Exercise instructions – Return each line containing "economico".

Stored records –
####################
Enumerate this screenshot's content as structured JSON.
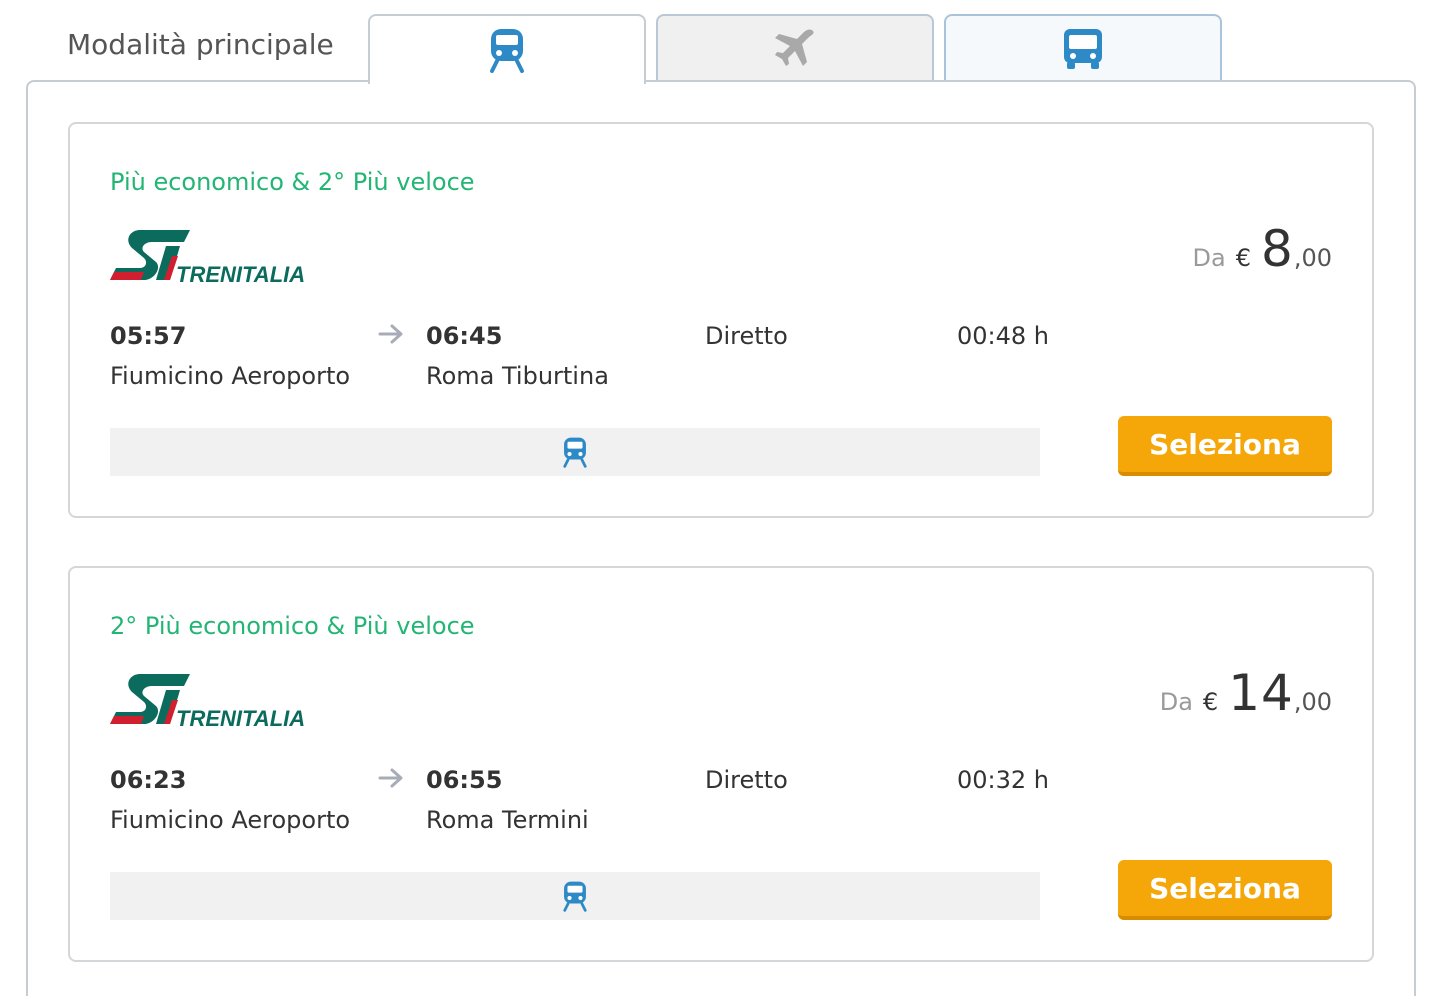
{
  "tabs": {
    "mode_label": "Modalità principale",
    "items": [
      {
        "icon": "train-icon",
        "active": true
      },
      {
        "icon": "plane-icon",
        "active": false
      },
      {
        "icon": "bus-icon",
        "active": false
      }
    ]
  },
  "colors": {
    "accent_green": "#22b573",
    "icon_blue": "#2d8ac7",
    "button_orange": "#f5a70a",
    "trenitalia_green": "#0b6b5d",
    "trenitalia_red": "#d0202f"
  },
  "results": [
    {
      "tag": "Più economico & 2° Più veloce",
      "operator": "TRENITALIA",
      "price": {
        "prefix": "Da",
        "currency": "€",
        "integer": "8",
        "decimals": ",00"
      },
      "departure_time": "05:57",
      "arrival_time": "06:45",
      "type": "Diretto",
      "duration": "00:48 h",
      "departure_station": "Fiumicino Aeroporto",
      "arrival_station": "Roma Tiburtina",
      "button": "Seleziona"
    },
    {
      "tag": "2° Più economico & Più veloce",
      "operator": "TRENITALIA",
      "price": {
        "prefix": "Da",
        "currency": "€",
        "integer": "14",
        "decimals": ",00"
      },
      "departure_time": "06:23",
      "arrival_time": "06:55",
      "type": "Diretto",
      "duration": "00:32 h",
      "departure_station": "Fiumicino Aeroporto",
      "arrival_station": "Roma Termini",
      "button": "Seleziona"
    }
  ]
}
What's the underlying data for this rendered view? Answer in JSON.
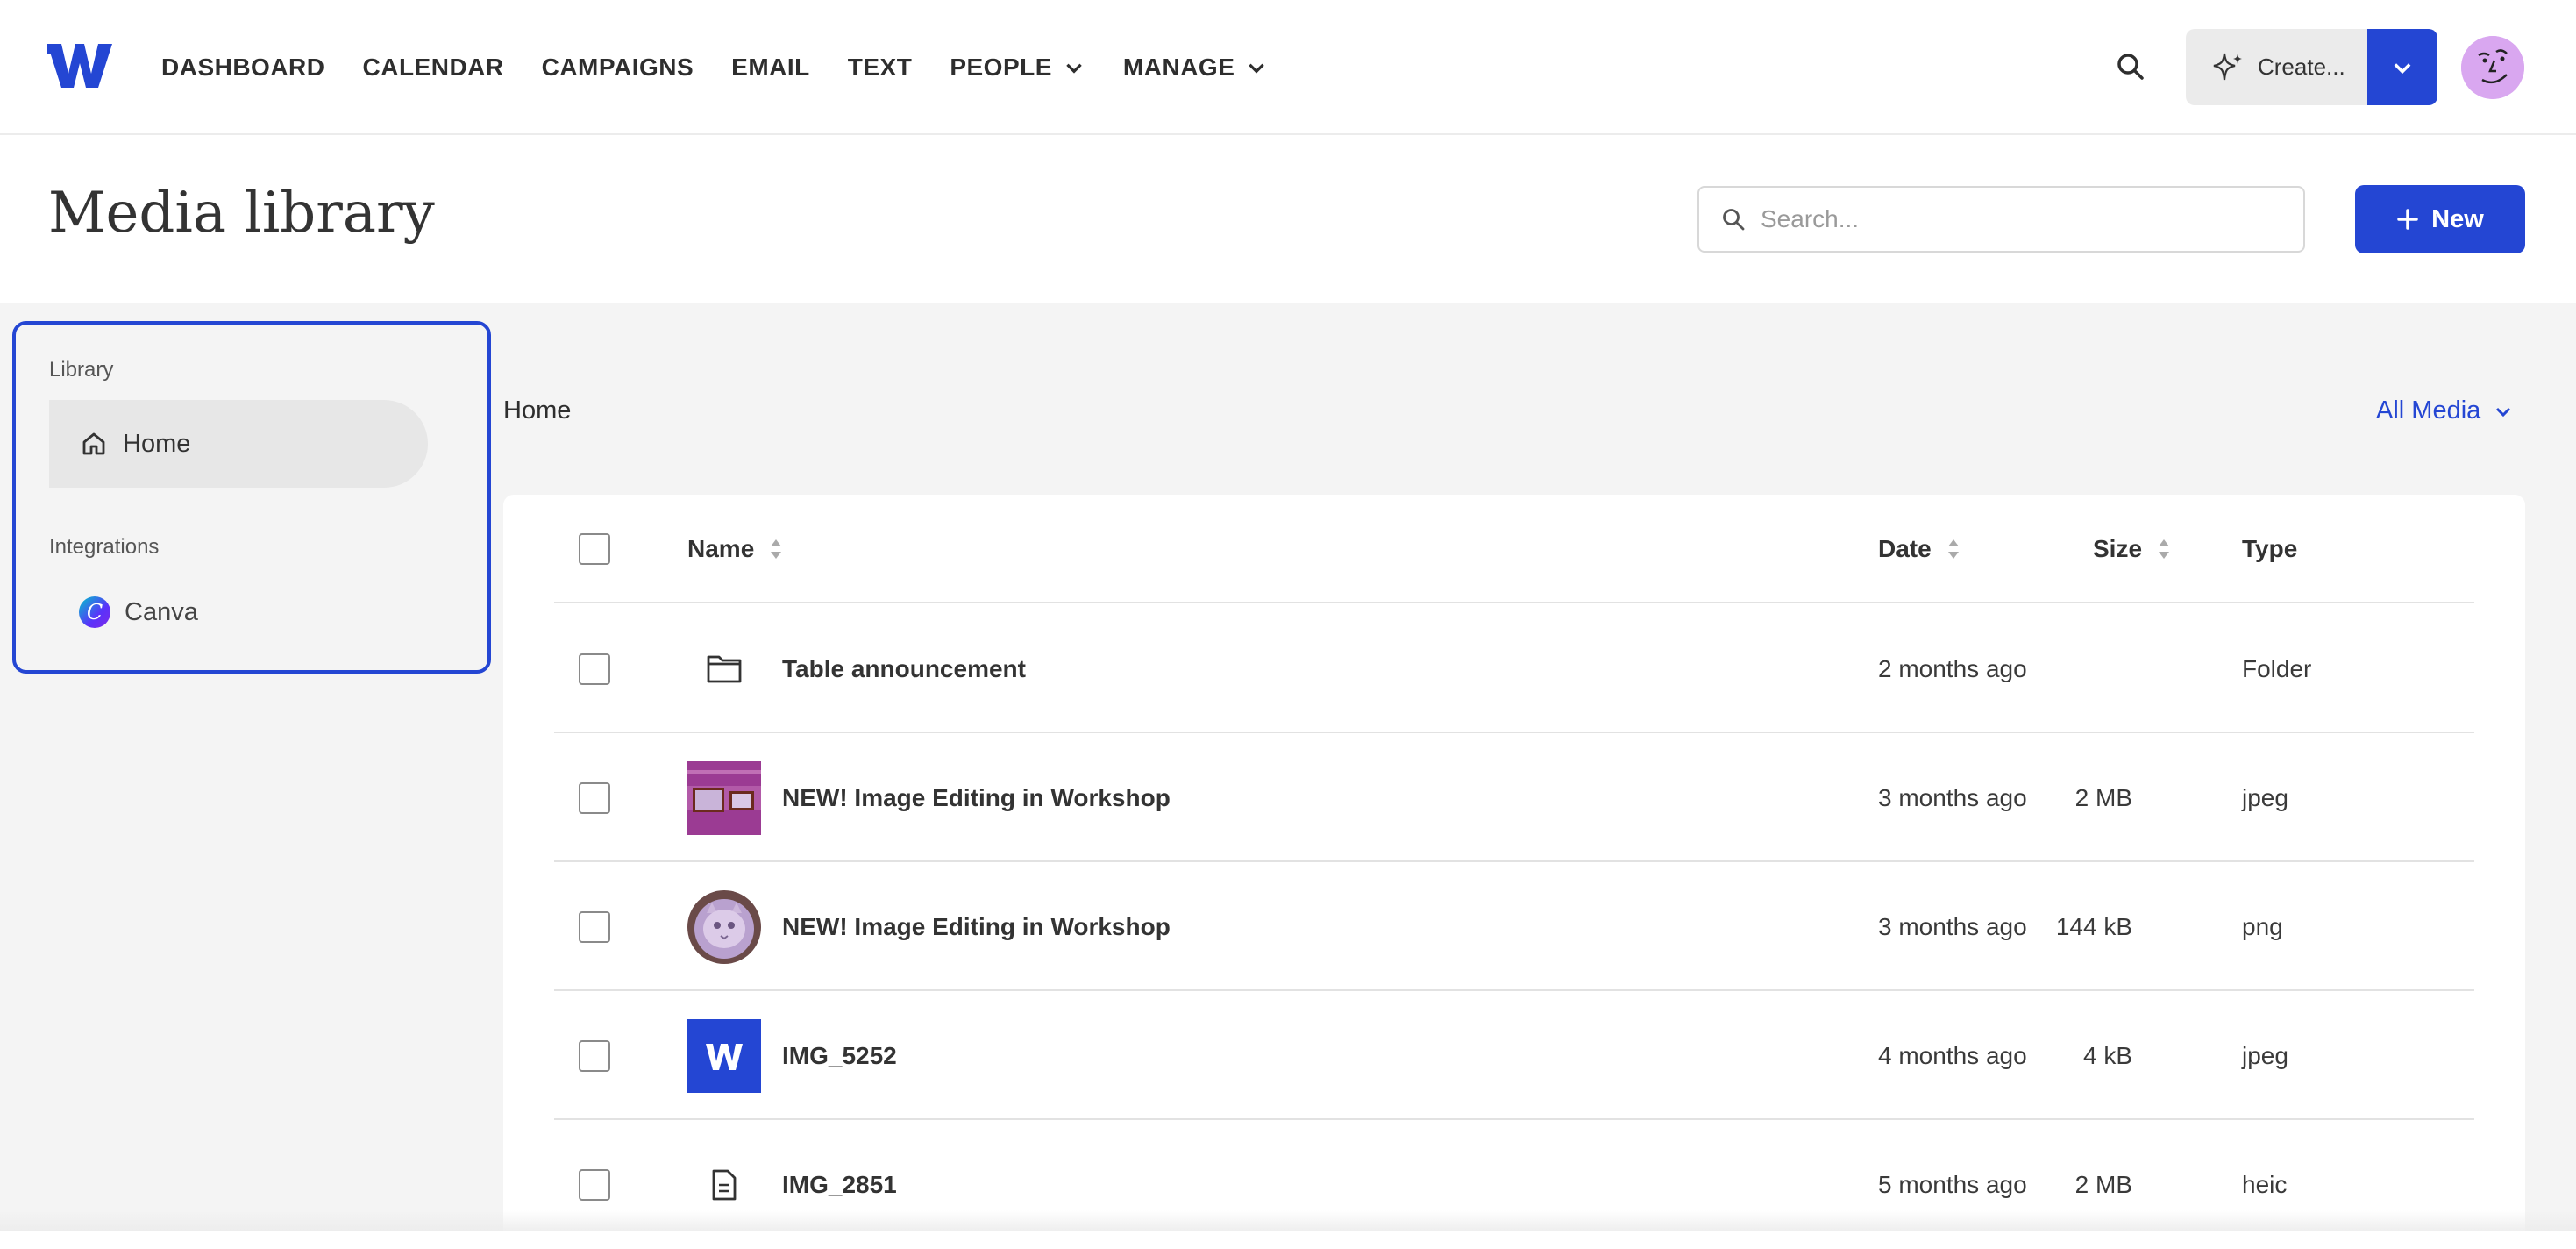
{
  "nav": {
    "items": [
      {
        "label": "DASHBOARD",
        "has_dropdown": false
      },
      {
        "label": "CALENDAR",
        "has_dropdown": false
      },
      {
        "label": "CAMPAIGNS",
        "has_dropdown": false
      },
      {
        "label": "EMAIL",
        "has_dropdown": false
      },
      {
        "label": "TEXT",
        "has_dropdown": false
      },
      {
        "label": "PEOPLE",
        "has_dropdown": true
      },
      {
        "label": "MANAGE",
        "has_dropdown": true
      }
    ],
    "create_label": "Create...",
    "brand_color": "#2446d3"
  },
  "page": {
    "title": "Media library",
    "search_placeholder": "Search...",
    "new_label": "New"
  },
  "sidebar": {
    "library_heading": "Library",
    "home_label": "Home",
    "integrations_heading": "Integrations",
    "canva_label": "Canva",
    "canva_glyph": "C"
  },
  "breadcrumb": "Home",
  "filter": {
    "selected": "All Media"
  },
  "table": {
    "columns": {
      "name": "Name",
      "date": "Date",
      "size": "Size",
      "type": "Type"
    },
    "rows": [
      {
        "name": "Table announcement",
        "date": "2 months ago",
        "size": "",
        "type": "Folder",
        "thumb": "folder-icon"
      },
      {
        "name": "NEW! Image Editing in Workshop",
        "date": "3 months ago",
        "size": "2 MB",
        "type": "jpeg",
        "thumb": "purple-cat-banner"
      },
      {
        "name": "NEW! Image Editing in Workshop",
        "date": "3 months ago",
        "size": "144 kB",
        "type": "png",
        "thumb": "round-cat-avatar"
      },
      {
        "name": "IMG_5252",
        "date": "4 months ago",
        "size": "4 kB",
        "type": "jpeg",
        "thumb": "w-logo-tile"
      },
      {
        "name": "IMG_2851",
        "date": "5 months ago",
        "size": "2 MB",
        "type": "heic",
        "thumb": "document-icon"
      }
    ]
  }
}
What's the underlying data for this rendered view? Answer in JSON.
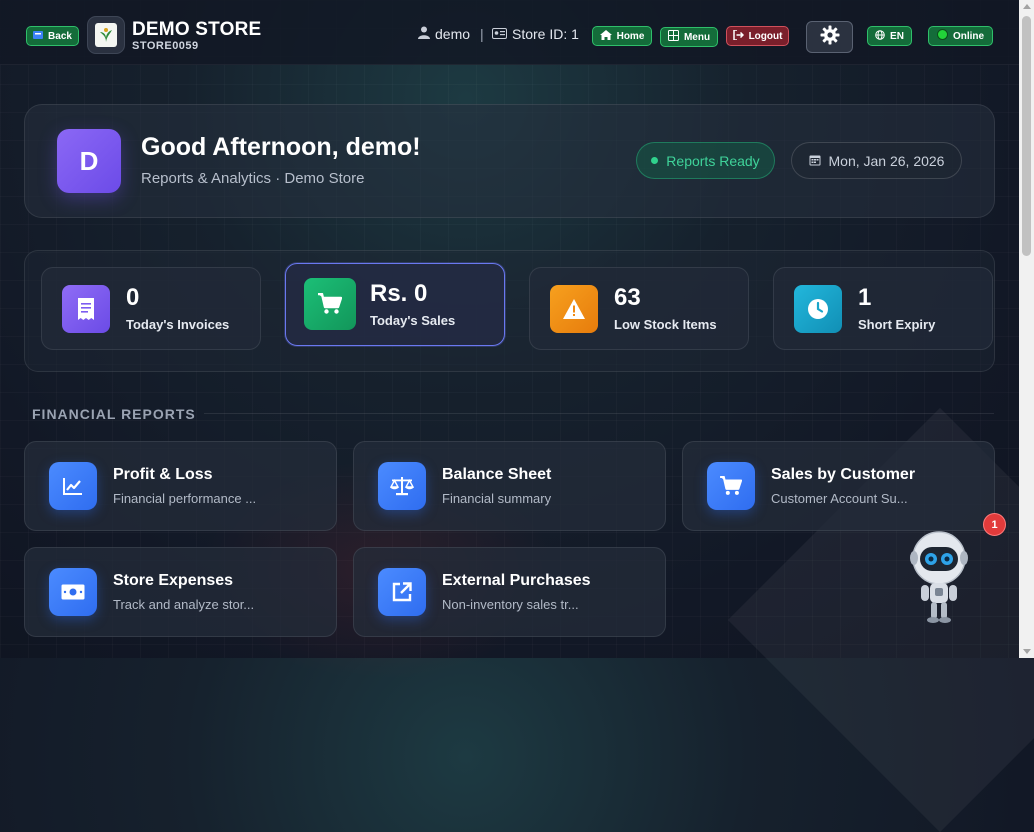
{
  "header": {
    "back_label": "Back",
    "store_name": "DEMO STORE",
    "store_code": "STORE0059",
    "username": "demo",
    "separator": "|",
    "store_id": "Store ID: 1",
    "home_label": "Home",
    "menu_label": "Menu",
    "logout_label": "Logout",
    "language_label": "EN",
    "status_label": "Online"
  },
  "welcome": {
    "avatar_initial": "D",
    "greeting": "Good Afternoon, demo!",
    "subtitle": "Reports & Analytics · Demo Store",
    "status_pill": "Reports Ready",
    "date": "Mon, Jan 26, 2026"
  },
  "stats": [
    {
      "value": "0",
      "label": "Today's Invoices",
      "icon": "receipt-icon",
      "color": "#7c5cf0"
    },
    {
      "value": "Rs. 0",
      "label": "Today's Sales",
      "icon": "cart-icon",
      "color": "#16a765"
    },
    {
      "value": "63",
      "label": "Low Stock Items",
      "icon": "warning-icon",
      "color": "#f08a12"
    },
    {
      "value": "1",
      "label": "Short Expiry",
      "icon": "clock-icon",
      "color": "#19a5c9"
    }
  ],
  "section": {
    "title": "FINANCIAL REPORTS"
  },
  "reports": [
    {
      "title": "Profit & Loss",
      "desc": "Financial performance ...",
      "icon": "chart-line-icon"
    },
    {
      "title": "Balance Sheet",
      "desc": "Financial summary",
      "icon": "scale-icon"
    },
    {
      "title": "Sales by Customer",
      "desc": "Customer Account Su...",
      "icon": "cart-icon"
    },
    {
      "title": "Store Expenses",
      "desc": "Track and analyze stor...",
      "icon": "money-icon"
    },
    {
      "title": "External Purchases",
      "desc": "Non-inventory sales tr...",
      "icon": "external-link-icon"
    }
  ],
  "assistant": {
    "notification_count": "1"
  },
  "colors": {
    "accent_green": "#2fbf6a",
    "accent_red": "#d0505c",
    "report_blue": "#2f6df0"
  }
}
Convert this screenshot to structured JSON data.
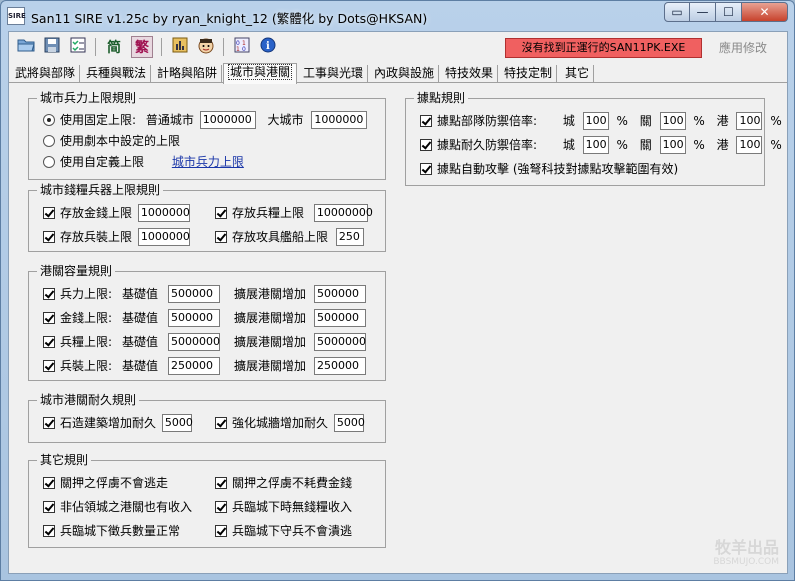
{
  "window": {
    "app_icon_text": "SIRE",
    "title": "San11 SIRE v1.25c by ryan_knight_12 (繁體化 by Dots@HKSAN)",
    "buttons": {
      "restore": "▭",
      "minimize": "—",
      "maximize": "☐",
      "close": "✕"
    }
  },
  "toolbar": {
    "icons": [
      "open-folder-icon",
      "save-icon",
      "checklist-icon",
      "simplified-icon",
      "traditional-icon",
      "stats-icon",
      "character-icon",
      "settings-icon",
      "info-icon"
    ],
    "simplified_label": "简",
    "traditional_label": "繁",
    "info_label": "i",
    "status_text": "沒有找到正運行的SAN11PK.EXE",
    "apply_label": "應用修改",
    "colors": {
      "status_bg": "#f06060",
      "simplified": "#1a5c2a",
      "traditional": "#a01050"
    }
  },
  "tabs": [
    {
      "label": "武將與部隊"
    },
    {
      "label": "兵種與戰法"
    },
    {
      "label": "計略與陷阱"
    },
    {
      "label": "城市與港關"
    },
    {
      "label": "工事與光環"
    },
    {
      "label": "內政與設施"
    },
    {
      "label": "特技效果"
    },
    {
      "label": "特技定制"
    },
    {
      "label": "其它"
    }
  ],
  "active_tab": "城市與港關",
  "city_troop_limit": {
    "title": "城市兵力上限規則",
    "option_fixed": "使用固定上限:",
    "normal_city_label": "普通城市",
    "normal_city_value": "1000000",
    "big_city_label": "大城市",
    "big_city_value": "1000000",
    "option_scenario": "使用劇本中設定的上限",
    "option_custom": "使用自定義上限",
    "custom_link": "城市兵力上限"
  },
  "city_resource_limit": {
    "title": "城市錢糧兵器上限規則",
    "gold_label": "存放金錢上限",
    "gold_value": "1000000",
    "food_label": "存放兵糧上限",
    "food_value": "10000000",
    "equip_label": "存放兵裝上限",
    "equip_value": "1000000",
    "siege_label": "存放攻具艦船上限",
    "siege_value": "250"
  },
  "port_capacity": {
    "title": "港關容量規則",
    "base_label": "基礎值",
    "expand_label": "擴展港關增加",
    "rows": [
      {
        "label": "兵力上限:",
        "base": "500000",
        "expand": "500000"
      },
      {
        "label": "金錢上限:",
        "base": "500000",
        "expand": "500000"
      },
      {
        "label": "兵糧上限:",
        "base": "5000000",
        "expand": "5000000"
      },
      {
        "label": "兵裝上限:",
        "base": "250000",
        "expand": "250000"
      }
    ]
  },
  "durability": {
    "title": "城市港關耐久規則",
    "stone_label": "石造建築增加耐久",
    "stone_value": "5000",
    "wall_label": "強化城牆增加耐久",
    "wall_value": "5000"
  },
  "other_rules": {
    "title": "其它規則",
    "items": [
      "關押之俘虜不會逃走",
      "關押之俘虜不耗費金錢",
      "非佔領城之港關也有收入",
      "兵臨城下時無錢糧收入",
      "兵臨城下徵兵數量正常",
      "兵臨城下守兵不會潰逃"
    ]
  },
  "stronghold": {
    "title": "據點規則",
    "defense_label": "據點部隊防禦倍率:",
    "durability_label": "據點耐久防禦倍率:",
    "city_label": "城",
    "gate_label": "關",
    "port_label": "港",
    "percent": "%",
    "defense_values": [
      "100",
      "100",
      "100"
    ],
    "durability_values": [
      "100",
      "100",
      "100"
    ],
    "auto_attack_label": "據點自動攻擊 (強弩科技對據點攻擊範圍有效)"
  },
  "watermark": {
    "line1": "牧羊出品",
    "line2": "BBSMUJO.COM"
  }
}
####################
Exercise output –
      "tag": "Più economico & 2° Più veloce",
      "tag": "2° Più economico & Più veloce",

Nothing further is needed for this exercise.